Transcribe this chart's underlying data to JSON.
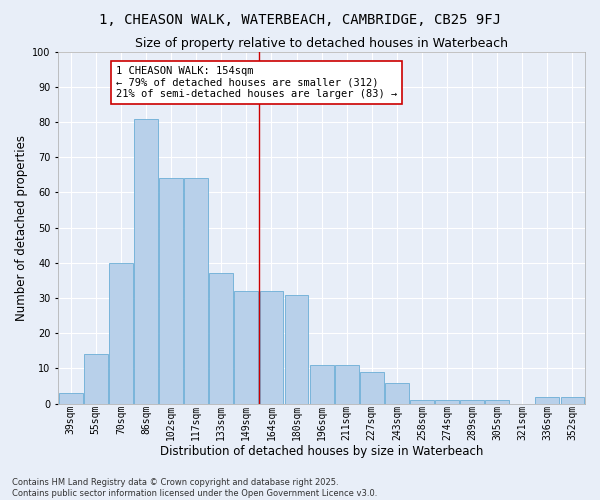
{
  "title1": "1, CHEASON WALK, WATERBEACH, CAMBRIDGE, CB25 9FJ",
  "title2": "Size of property relative to detached houses in Waterbeach",
  "xlabel": "Distribution of detached houses by size in Waterbeach",
  "ylabel": "Number of detached properties",
  "categories": [
    "39sqm",
    "55sqm",
    "70sqm",
    "86sqm",
    "102sqm",
    "117sqm",
    "133sqm",
    "149sqm",
    "164sqm",
    "180sqm",
    "196sqm",
    "211sqm",
    "227sqm",
    "243sqm",
    "258sqm",
    "274sqm",
    "289sqm",
    "305sqm",
    "321sqm",
    "336sqm",
    "352sqm"
  ],
  "values": [
    3,
    14,
    40,
    81,
    64,
    64,
    37,
    32,
    32,
    31,
    11,
    11,
    9,
    6,
    1,
    1,
    1,
    1,
    0,
    2,
    2
  ],
  "bar_color": "#b8d0ea",
  "bar_edge_color": "#6baed6",
  "background_color": "#e8eef8",
  "grid_color": "#ffffff",
  "annotation_text": "1 CHEASON WALK: 154sqm\n← 79% of detached houses are smaller (312)\n21% of semi-detached houses are larger (83) →",
  "annotation_box_color": "#ffffff",
  "annotation_box_edge": "#cc0000",
  "red_line_x": 7.5,
  "ylim": [
    0,
    100
  ],
  "footer_text": "Contains HM Land Registry data © Crown copyright and database right 2025.\nContains public sector information licensed under the Open Government Licence v3.0.",
  "title1_fontsize": 10,
  "title2_fontsize": 9,
  "xlabel_fontsize": 8.5,
  "ylabel_fontsize": 8.5,
  "tick_fontsize": 7,
  "annotation_fontsize": 7.5,
  "footer_fontsize": 6
}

——————

*SET EXERCISE*:
Every entry above should be duplicated exactly. Do not include the images.

*RESULT*:
Transcribe this chart's underlying data to JSON.
{
  "title1": "1, CHEASON WALK, WATERBEACH, CAMBRIDGE, CB25 9FJ",
  "title2": "Size of property relative to detached houses in Waterbeach",
  "xlabel": "Distribution of detached houses by size in Waterbeach",
  "ylabel": "Number of detached properties",
  "categories": [
    "39sqm",
    "55sqm",
    "70sqm",
    "86sqm",
    "102sqm",
    "117sqm",
    "133sqm",
    "149sqm",
    "164sqm",
    "180sqm",
    "196sqm",
    "211sqm",
    "227sqm",
    "243sqm",
    "258sqm",
    "274sqm",
    "289sqm",
    "305sqm",
    "321sqm",
    "336sqm",
    "352sqm"
  ],
  "values": [
    3,
    14,
    40,
    81,
    64,
    64,
    37,
    32,
    32,
    31,
    11,
    11,
    9,
    6,
    1,
    1,
    1,
    1,
    0,
    2,
    2
  ],
  "bar_color": "#b8d0ea",
  "bar_edge_color": "#6baed6",
  "background_color": "#e8eef8",
  "grid_color": "#ffffff",
  "annotation_text": "1 CHEASON WALK: 154sqm\n← 79% of detached houses are smaller (312)\n21% of semi-detached houses are larger (83) →",
  "annotation_box_color": "#ffffff",
  "annotation_box_edge": "#cc0000",
  "red_line_x": 7.5,
  "ylim": [
    0,
    100
  ],
  "footer_text": "Contains HM Land Registry data © Crown copyright and database right 2025.\nContains public sector information licensed under the Open Government Licence v3.0.",
  "title1_fontsize": 10,
  "title2_fontsize": 9,
  "xlabel_fontsize": 8.5,
  "ylabel_fontsize": 8.5,
  "tick_fontsize": 7,
  "annotation_fontsize": 7.5,
  "footer_fontsize": 6
}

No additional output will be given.